Data records
# # # # # # #

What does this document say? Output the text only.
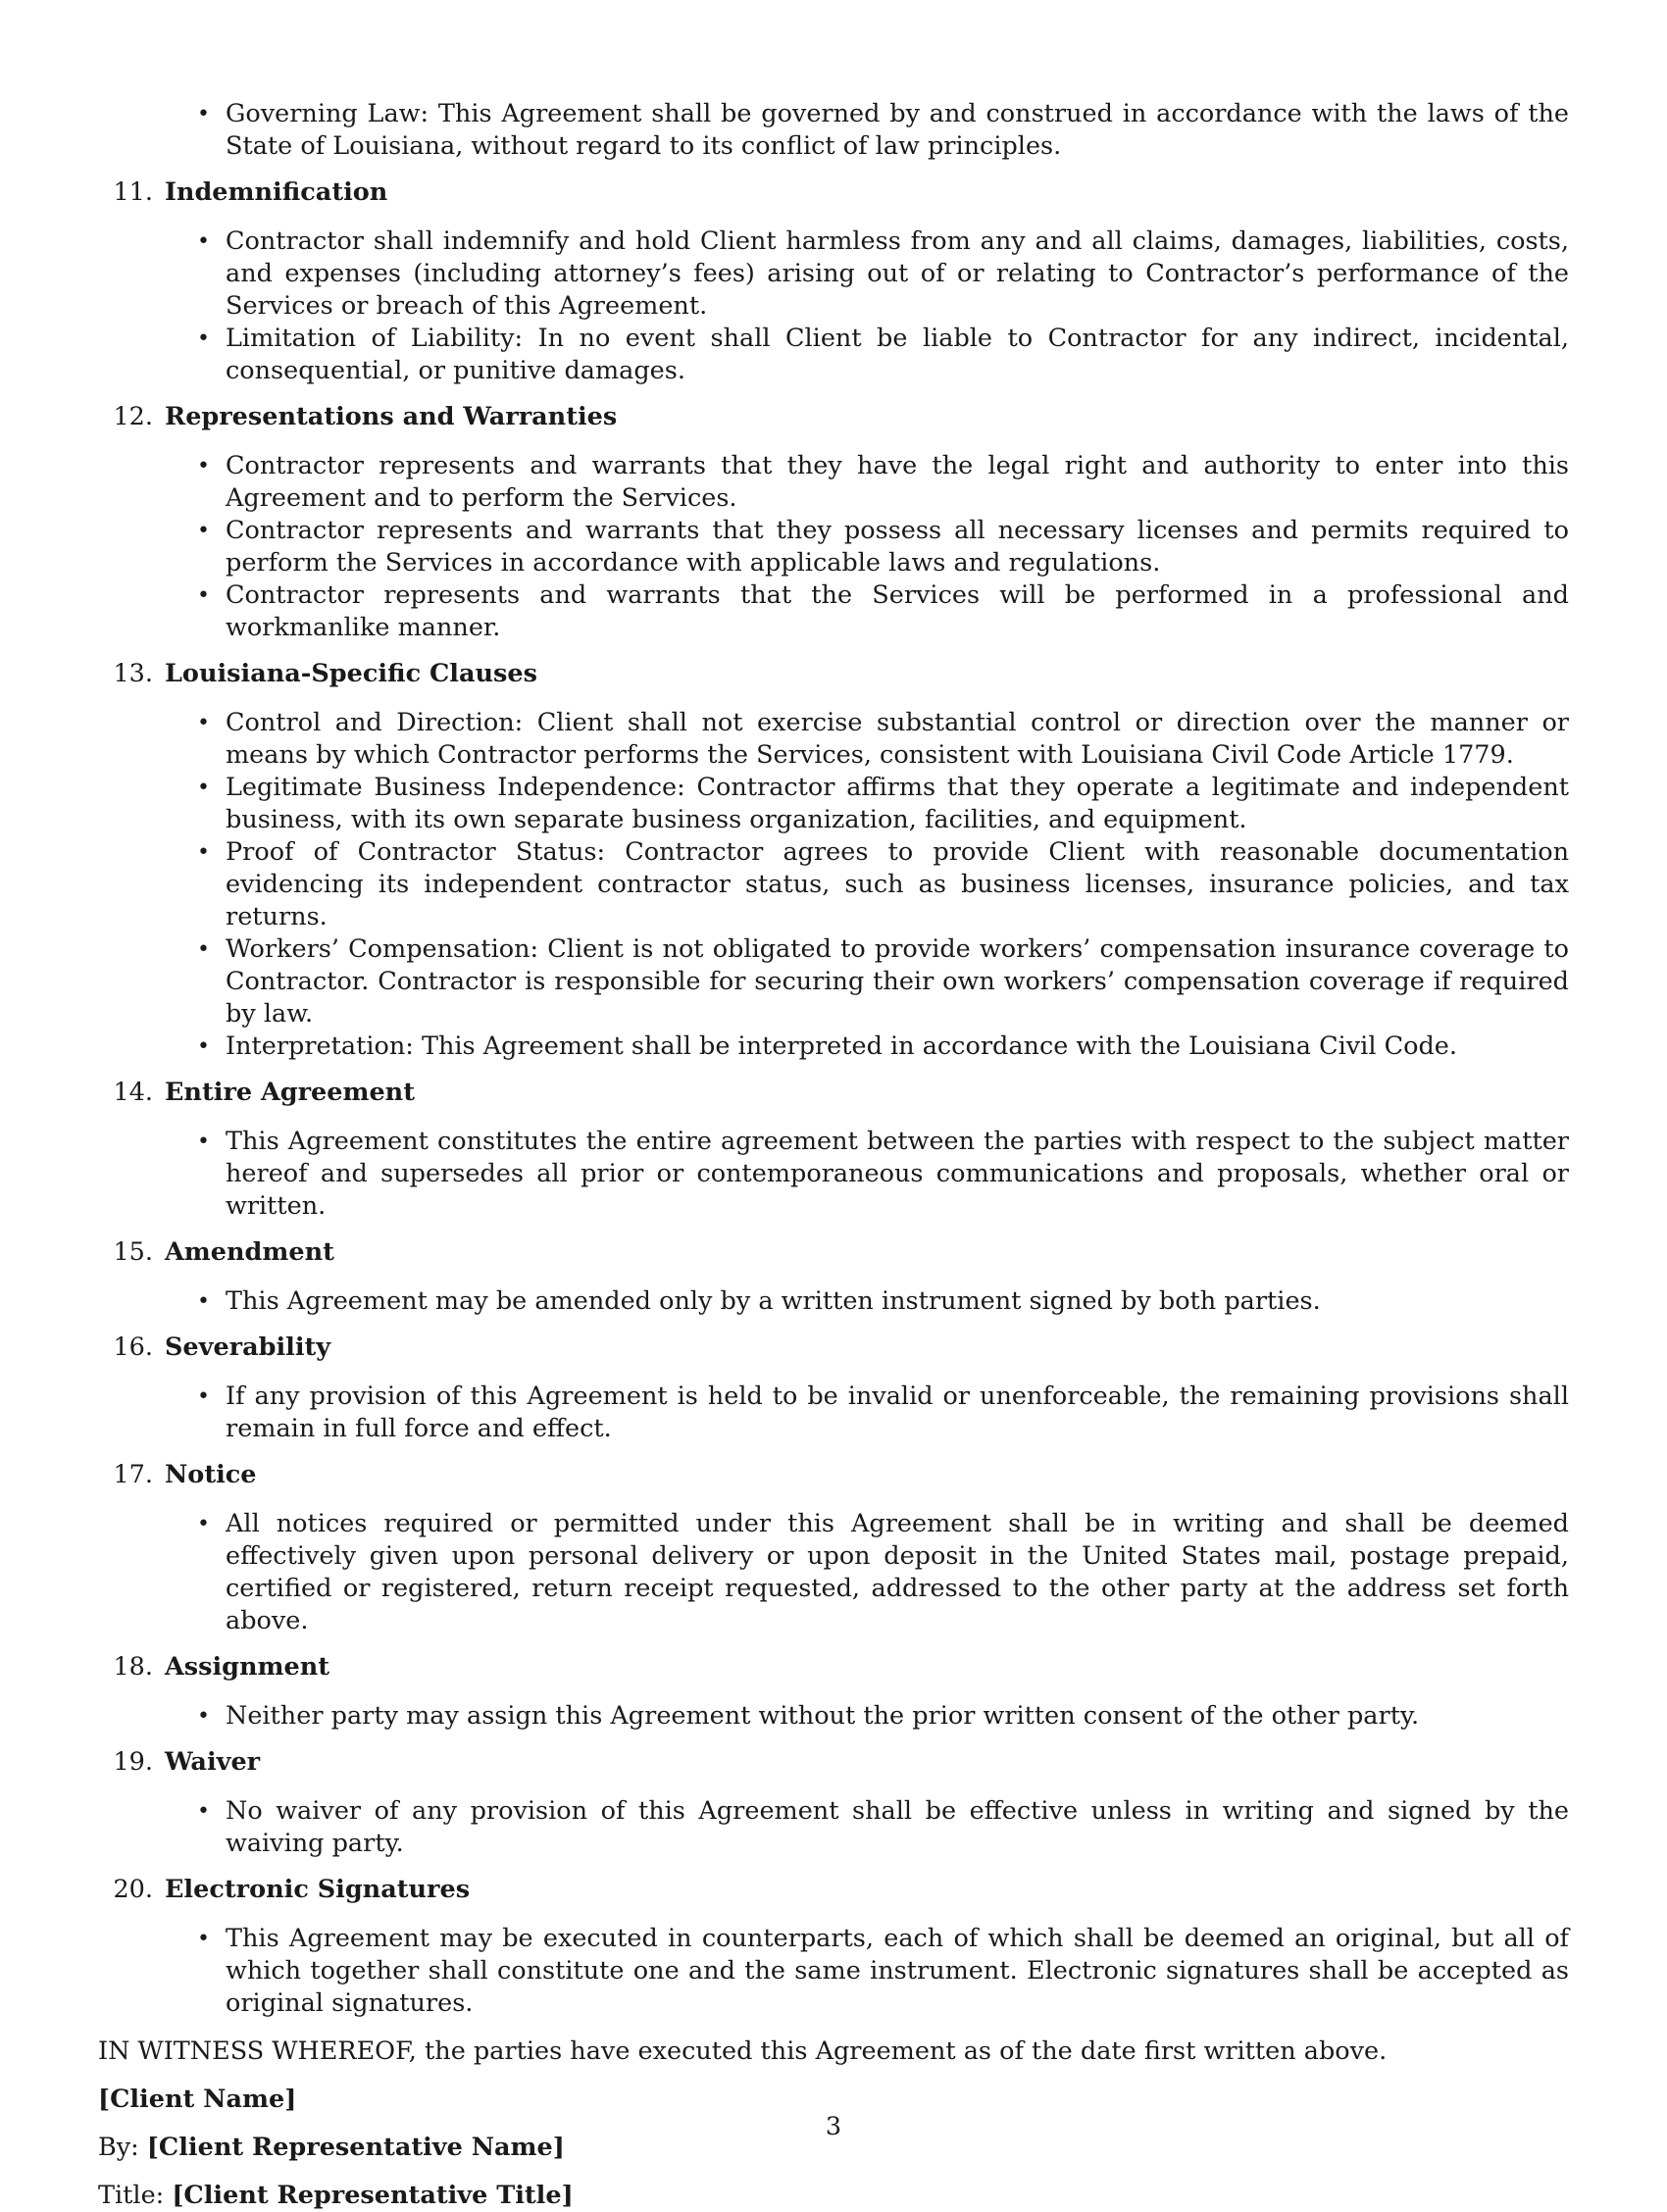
• Governing Law: This Agreement shall be governed by and construed in accordance with the laws of the State of Louisiana, without regard to its conflict of law principles.
11. Indemnification
• Contractor shall indemnify and hold Client harmless from any and all claims, damages, liabilities, costs, and expenses (including attorney’s fees) arising out of or relating to Contractor’s performance of the Services or breach of this Agreement.
• Limitation of Liability: In no event shall Client be liable to Contractor for any indirect, incidental, consequential, or punitive damages.
12. Representations and Warranties
• Contractor represents and warrants that they have the legal right and authority to enter into this Agreement and to perform the Services.
• Contractor represents and warrants that they possess all necessary licenses and permits required to perform the Services in accordance with applicable laws and regulations.
• Contractor represents and warrants that the Services will be performed in a professional and workmanlike manner.
13. Louisiana-Specific Clauses
• Control and Direction: Client shall not exercise substantial control or direction over the manner or means by which Contractor performs the Services, consistent with Louisiana Civil Code Article 1779.
• Legitimate Business Independence: Contractor affirms that they operate a legitimate and independent business, with its own separate business organization, facilities, and equipment.
• Proof of Contractor Status: Contractor agrees to provide Client with reasonable documentation evidencing its independent contractor status, such as business licenses, insurance policies, and tax returns.
• Workers’ Compensation: Client is not obligated to provide workers’ compensation insurance coverage to Contractor. Contractor is responsible for securing their own workers’ compensation coverage if required by law.
• Interpretation: This Agreement shall be interpreted in accordance with the Louisiana Civil Code.
14. Entire Agreement
• This Agreement constitutes the entire agreement between the parties with respect to the subject matter hereof and supersedes all prior or contemporaneous communications and proposals, whether oral or written.
15. Amendment
• This Agreement may be amended only by a written instrument signed by both parties.
16. Severability
• If any provision of this Agreement is held to be invalid or unenforceable, the remaining provisions shall remain in full force and effect.
17. Notice
• All notices required or permitted under this Agreement shall be in writing and shall be deemed effectively given upon personal delivery or upon deposit in the United States mail, postage prepaid, certified or registered, return receipt requested, addressed to the other party at the address set forth above.
18. Assignment
• Neither party may assign this Agreement without the prior written consent of the other party.
19. Waiver
• No waiver of any provision of this Agreement shall be effective unless in writing and signed by the waiving party.
20. Electronic Signatures
• This Agreement may be executed in counterparts, each of which shall be deemed an original, but all of which together shall constitute one and the same instrument. Electronic signatures shall be accepted as original signatures.
IN WITNESS WHEREOF, the parties have executed this Agreement as of the date first written above.
[Client Name]
By: [Client Representative Name]
Title: [Client Representative Title]
3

# # # # # # #

Problem →
Copy each line containing the word "warrants" from the data.

Response to this task →
• Contractor represents and warrants that they have the legal right and authority to enter into this Agreement and to perform the Services.
• Contractor represents and warrants that they possess all necessary licenses and permits required to perform the Services in accordance with applicable laws and regulations.
• Contractor represents and warrants that the Services will be performed in a professional and workmanlike manner.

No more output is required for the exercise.